### Exercise requirements
Each line below must be set down exactly; omit any image you find.

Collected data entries
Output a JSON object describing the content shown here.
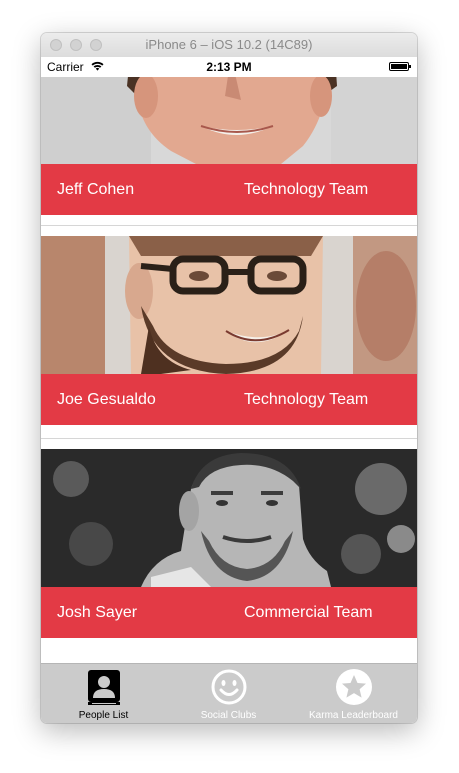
{
  "window": {
    "title": "iPhone 6 – iOS 10.2 (14C89)"
  },
  "status_bar": {
    "carrier": "Carrier",
    "time": "2:13 PM"
  },
  "people": [
    {
      "name": "Jeff Cohen",
      "team": "Technology Team"
    },
    {
      "name": "Joe Gesualdo",
      "team": "Technology Team"
    },
    {
      "name": "Josh Sayer",
      "team": "Commercial Team"
    }
  ],
  "tab_bar": {
    "tabs": [
      {
        "label": "People List",
        "icon": "contact-card-icon",
        "selected": true
      },
      {
        "label": "Social Clubs",
        "icon": "smiley-face-icon",
        "selected": false
      },
      {
        "label": "Karma Leaderboard",
        "icon": "star-icon",
        "selected": false
      }
    ]
  },
  "colors": {
    "name_bar": "#e33a45",
    "tab_bar": "#cbcbcb",
    "tab_active": "#000000",
    "tab_inactive": "#ffffff"
  }
}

### Written reply
Output a JSON object describing the content shown here.
{
  "window": {
    "title": "iPhone 6 – iOS 10.2 (14C89)"
  },
  "status_bar": {
    "carrier": "Carrier",
    "time": "2:13 PM"
  },
  "people": [
    {
      "name": "Jeff Cohen",
      "team": "Technology Team"
    },
    {
      "name": "Joe Gesualdo",
      "team": "Technology Team"
    },
    {
      "name": "Josh Sayer",
      "team": "Commercial Team"
    }
  ],
  "tab_bar": {
    "tabs": [
      {
        "label": "People List",
        "icon": "contact-card-icon",
        "selected": true
      },
      {
        "label": "Social Clubs",
        "icon": "smiley-face-icon",
        "selected": false
      },
      {
        "label": "Karma Leaderboard",
        "icon": "star-icon",
        "selected": false
      }
    ]
  },
  "colors": {
    "name_bar": "#e33a45",
    "tab_bar": "#cbcbcb",
    "tab_active": "#000000",
    "tab_inactive": "#ffffff"
  }
}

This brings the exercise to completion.